==== Supplied records

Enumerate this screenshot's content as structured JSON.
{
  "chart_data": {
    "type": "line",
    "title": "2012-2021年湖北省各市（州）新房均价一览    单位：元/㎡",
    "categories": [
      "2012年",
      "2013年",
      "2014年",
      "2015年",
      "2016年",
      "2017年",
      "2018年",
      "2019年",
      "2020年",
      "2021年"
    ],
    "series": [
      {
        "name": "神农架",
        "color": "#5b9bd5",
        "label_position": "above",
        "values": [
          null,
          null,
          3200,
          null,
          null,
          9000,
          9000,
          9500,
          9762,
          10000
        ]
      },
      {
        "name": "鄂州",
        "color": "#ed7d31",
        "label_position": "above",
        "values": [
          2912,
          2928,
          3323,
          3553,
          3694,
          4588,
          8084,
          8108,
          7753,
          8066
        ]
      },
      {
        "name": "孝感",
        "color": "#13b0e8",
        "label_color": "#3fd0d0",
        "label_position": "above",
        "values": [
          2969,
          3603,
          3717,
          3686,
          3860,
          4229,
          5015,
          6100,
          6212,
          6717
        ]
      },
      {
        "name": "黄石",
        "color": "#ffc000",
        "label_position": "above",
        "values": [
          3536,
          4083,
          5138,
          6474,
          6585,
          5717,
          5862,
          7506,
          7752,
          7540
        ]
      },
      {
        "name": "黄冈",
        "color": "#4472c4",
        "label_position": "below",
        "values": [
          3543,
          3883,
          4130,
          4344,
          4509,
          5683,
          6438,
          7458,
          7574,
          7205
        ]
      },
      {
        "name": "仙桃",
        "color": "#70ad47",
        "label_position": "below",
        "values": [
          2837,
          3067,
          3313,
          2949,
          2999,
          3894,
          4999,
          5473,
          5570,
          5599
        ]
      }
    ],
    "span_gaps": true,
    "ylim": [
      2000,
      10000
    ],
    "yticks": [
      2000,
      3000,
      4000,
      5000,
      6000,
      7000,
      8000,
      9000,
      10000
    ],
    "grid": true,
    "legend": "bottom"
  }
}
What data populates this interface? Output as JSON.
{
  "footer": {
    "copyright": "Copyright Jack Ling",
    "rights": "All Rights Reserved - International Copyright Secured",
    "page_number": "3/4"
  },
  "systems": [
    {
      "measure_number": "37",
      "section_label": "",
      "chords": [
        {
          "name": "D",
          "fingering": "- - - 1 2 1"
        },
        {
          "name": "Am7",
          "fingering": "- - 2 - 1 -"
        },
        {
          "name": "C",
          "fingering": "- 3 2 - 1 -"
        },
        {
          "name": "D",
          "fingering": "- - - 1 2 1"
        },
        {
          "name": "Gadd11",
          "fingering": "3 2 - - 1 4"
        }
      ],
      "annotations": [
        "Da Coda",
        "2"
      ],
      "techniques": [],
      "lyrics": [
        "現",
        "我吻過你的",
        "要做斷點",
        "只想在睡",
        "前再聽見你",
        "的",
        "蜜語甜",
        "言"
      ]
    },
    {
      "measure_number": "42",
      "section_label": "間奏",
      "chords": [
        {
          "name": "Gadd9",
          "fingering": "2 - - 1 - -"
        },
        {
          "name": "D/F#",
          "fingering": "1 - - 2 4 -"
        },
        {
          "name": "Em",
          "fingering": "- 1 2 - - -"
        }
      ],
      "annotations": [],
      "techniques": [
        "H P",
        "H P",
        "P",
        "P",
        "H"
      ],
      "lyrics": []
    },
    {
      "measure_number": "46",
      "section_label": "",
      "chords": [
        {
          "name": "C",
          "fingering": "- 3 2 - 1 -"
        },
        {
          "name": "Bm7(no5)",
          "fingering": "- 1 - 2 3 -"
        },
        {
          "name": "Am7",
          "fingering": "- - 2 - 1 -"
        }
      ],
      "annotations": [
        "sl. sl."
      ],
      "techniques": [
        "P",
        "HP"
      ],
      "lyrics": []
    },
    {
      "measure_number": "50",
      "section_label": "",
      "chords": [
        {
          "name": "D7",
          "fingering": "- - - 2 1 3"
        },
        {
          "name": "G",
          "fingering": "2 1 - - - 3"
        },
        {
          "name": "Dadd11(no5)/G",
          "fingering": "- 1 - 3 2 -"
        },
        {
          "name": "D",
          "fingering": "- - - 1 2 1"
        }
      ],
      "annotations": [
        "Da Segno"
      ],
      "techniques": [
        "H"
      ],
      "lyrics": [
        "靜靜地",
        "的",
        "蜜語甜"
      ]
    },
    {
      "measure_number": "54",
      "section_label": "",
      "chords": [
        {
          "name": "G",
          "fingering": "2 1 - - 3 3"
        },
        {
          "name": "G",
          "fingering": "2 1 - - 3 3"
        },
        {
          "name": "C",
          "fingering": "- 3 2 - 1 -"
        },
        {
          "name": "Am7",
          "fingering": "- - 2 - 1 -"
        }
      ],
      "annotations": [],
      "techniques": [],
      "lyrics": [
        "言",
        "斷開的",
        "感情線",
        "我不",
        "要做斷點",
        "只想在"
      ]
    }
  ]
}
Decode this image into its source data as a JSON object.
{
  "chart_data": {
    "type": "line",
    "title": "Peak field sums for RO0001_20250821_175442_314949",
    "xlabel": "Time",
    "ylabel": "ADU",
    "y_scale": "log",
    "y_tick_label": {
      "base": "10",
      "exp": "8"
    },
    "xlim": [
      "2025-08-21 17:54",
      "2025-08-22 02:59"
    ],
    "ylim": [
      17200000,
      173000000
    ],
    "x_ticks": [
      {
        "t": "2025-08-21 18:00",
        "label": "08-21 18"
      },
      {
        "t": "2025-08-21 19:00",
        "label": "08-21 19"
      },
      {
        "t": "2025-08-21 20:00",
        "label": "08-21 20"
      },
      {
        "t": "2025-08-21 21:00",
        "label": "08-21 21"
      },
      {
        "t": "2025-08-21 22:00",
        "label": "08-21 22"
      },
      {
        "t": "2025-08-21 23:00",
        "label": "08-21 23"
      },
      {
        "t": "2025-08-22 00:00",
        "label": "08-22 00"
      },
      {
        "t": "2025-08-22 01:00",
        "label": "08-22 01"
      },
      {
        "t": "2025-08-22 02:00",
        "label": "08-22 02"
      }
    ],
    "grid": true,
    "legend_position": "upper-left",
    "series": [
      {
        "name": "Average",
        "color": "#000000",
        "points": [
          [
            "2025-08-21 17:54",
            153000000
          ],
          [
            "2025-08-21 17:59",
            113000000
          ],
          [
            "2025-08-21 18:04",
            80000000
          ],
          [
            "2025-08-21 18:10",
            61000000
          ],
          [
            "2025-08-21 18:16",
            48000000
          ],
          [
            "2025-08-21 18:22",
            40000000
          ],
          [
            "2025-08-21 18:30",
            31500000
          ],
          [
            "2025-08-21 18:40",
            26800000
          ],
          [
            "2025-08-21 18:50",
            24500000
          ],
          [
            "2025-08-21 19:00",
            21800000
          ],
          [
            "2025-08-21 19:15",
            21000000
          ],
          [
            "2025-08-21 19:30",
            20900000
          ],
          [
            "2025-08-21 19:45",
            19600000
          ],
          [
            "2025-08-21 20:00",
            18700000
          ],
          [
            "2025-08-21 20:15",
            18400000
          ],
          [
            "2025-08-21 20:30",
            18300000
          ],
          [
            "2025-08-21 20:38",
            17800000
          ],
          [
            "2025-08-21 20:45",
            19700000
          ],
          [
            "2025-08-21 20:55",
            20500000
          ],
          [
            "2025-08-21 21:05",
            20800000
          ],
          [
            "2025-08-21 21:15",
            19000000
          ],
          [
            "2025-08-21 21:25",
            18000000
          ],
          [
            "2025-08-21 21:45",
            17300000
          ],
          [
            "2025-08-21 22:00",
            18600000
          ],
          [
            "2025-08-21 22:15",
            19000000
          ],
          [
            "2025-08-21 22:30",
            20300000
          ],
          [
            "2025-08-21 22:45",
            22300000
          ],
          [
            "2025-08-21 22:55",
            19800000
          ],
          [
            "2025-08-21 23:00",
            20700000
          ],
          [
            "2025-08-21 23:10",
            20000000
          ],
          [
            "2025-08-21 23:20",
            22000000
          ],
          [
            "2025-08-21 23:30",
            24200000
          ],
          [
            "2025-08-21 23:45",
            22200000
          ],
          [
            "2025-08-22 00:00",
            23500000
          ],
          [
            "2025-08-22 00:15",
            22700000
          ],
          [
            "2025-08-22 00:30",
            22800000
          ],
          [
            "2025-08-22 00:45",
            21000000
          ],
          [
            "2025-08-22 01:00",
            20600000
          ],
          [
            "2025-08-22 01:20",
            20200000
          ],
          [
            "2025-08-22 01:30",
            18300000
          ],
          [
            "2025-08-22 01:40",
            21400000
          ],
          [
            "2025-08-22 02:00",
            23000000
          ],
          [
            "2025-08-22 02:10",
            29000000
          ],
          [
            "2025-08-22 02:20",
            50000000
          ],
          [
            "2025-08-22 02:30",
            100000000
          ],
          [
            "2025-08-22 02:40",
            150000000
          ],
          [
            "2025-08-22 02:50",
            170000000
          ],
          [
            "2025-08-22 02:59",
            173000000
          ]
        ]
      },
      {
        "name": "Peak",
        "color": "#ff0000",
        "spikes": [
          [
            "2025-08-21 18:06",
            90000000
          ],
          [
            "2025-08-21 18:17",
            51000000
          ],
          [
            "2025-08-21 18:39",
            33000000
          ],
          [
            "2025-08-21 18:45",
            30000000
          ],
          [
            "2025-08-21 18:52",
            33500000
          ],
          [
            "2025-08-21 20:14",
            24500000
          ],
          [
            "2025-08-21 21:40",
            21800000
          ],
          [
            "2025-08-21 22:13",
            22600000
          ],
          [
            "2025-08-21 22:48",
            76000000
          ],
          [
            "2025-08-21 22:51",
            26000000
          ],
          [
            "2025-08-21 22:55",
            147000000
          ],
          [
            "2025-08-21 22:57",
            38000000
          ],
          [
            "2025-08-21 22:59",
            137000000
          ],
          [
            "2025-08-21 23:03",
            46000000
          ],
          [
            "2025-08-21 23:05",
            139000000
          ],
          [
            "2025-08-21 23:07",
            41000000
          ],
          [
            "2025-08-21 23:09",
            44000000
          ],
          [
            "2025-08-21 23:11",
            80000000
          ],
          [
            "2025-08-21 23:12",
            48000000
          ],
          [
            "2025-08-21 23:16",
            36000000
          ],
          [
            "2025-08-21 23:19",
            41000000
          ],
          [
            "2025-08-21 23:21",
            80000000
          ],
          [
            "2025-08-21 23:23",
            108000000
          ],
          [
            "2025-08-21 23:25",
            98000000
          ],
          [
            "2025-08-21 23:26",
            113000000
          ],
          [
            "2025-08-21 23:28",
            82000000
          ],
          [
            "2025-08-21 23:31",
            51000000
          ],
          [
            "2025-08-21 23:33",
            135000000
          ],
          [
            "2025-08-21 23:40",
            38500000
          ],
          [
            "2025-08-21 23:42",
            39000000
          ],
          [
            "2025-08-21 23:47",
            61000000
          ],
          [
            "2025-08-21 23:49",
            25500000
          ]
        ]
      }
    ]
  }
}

========

**Exercise requirements:**
For each line in the data above that contains the string "Copyright", extract the line.

**Reply:**
    "copyright": "Copyright Jack Ling",
    "rights": "All Rights Reserved - International Copyright Secured",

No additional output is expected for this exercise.